AVAILABLE DATA
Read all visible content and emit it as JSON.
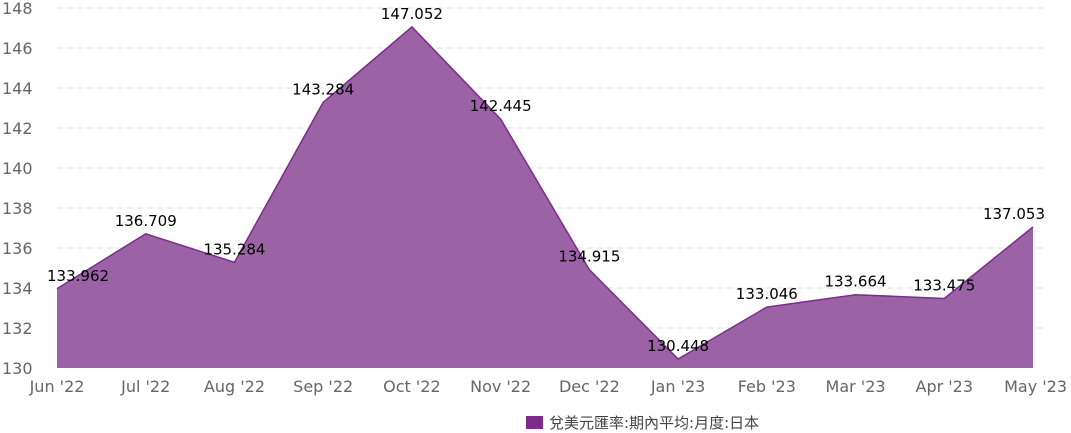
{
  "chart_data": {
    "type": "area",
    "categories": [
      "Jun '22",
      "Jul '22",
      "Aug '22",
      "Sep '22",
      "Oct '22",
      "Nov '22",
      "Dec '22",
      "Jan '23",
      "Feb '23",
      "Mar '23",
      "Apr '23",
      "May '23"
    ],
    "series": [
      {
        "name": "兌美元匯率:期內平均:月度:日本",
        "values": [
          133.962,
          136.709,
          135.284,
          143.284,
          147.052,
          142.445,
          134.915,
          130.448,
          133.046,
          133.664,
          133.475,
          137.053
        ],
        "labels": [
          "133.962",
          "136.709",
          "135.284",
          "143.284",
          "147.052",
          "142.445",
          "134.915",
          "130.448",
          "133.046",
          "133.664",
          "133.475",
          "137.053"
        ]
      }
    ],
    "ylim": [
      130,
      148
    ],
    "yticks": [
      "130",
      "132",
      "134",
      "136",
      "138",
      "140",
      "142",
      "144",
      "146",
      "148"
    ],
    "grid": true,
    "legend": "bottom-center",
    "colors": {
      "fill": "#9b62a6",
      "line": "#7d2c8c",
      "swatch": "#7d2c8c",
      "grid": "#dddddd"
    }
  }
}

SHORT EXERCISE
Transcribe the material exactly, leaving every picture out.

TASK ANSWER
Read all visible content and emit it as JSON.
{
  "chart_data": {
    "type": "area",
    "categories": [
      "Jun '22",
      "Jul '22",
      "Aug '22",
      "Sep '22",
      "Oct '22",
      "Nov '22",
      "Dec '22",
      "Jan '23",
      "Feb '23",
      "Mar '23",
      "Apr '23",
      "May '23"
    ],
    "series": [
      {
        "name": "兌美元匯率:期內平均:月度:日本",
        "values": [
          133.962,
          136.709,
          135.284,
          143.284,
          147.052,
          142.445,
          134.915,
          130.448,
          133.046,
          133.664,
          133.475,
          137.053
        ],
        "labels": [
          "133.962",
          "136.709",
          "135.284",
          "143.284",
          "147.052",
          "142.445",
          "134.915",
          "130.448",
          "133.046",
          "133.664",
          "133.475",
          "137.053"
        ]
      }
    ],
    "ylim": [
      130,
      148
    ],
    "yticks": [
      "130",
      "132",
      "134",
      "136",
      "138",
      "140",
      "142",
      "144",
      "146",
      "148"
    ],
    "grid": true,
    "legend": "bottom-center",
    "colors": {
      "fill": "#9b62a6",
      "line": "#7d2c8c",
      "swatch": "#7d2c8c",
      "grid": "#dddddd"
    }
  }
}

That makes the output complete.